## EXERCISE BRIEF
Count every line that has the word "ffffff". Give the number, without anything more.

Data listing
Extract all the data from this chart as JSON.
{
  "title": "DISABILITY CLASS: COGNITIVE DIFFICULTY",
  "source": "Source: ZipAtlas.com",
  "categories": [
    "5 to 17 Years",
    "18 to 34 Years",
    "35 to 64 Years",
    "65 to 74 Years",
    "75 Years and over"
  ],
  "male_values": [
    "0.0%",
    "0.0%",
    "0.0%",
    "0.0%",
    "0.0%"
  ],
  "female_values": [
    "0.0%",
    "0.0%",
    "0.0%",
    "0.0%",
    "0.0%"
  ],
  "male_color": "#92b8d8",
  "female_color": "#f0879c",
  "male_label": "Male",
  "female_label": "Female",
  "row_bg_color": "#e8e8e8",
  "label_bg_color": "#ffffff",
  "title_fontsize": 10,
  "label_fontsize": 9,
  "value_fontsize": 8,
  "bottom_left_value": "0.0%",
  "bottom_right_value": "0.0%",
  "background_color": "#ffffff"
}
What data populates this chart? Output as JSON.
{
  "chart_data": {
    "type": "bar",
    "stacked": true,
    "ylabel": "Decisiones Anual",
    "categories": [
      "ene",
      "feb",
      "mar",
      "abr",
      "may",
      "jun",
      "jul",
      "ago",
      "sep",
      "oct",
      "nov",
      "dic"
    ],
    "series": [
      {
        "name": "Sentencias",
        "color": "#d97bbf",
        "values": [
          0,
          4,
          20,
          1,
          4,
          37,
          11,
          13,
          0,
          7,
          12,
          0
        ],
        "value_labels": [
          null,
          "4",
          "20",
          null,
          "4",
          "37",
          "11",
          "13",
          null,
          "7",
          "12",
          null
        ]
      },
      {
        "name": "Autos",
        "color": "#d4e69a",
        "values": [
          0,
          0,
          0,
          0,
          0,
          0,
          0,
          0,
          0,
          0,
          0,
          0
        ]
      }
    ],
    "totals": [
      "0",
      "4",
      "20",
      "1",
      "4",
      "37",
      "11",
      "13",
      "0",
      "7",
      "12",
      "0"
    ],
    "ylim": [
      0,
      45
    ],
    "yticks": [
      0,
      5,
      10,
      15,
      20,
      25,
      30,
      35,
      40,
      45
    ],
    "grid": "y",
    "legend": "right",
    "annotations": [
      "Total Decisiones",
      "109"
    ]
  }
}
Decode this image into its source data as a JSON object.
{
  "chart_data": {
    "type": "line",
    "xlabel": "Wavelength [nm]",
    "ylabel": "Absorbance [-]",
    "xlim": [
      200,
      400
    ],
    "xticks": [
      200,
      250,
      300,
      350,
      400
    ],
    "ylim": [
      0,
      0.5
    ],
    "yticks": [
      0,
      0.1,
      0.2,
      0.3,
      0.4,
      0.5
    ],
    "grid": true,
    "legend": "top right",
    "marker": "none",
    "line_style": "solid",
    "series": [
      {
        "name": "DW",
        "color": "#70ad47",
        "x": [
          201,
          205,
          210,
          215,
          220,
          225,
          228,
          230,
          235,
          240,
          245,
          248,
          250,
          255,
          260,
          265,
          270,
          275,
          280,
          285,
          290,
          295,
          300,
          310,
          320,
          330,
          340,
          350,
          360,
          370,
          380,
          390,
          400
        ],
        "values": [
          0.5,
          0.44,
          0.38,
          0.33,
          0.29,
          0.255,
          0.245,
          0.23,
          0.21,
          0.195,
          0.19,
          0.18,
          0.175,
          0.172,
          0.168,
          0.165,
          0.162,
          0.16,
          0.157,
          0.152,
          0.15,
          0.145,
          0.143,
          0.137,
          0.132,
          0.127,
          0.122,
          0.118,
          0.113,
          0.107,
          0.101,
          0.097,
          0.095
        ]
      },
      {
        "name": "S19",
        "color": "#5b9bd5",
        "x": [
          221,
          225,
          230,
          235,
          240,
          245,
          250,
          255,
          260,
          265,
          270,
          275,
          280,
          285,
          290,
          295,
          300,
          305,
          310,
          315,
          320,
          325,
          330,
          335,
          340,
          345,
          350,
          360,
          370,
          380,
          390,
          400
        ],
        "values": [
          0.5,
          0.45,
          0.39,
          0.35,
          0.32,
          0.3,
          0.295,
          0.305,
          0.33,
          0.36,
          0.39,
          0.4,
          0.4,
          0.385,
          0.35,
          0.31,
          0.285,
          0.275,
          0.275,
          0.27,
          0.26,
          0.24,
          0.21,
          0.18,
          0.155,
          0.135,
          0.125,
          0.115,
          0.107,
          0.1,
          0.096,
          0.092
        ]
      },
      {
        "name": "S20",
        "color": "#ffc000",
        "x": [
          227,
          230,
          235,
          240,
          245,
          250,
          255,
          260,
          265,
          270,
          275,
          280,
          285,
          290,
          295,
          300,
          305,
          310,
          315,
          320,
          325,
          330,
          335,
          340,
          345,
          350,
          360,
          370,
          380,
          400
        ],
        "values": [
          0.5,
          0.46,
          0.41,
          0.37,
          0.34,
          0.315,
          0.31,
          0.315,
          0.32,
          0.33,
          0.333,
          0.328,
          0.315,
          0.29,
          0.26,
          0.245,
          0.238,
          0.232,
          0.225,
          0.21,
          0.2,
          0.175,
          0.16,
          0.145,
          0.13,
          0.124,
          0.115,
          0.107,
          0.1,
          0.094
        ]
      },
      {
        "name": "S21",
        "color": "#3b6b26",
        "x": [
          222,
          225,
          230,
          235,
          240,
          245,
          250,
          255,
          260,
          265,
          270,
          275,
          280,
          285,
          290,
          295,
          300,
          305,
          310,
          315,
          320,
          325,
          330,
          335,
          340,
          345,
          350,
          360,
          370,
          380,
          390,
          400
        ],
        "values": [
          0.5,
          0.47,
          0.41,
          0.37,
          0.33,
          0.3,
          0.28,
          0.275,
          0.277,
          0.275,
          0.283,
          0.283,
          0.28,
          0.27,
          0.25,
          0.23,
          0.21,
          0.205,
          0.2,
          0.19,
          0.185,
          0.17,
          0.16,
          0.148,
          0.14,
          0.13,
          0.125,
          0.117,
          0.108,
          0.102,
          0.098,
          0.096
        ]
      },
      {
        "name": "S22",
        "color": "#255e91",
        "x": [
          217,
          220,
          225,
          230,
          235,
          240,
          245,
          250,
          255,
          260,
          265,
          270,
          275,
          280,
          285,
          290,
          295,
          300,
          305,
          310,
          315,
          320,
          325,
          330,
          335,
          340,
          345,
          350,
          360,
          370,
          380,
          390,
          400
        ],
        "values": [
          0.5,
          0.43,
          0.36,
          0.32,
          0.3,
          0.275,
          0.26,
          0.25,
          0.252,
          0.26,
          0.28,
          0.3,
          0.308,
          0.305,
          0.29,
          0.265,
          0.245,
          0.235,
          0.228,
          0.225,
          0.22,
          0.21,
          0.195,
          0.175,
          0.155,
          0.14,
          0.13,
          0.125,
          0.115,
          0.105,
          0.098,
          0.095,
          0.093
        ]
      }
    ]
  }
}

## RESULT OF THE EXERCISE
2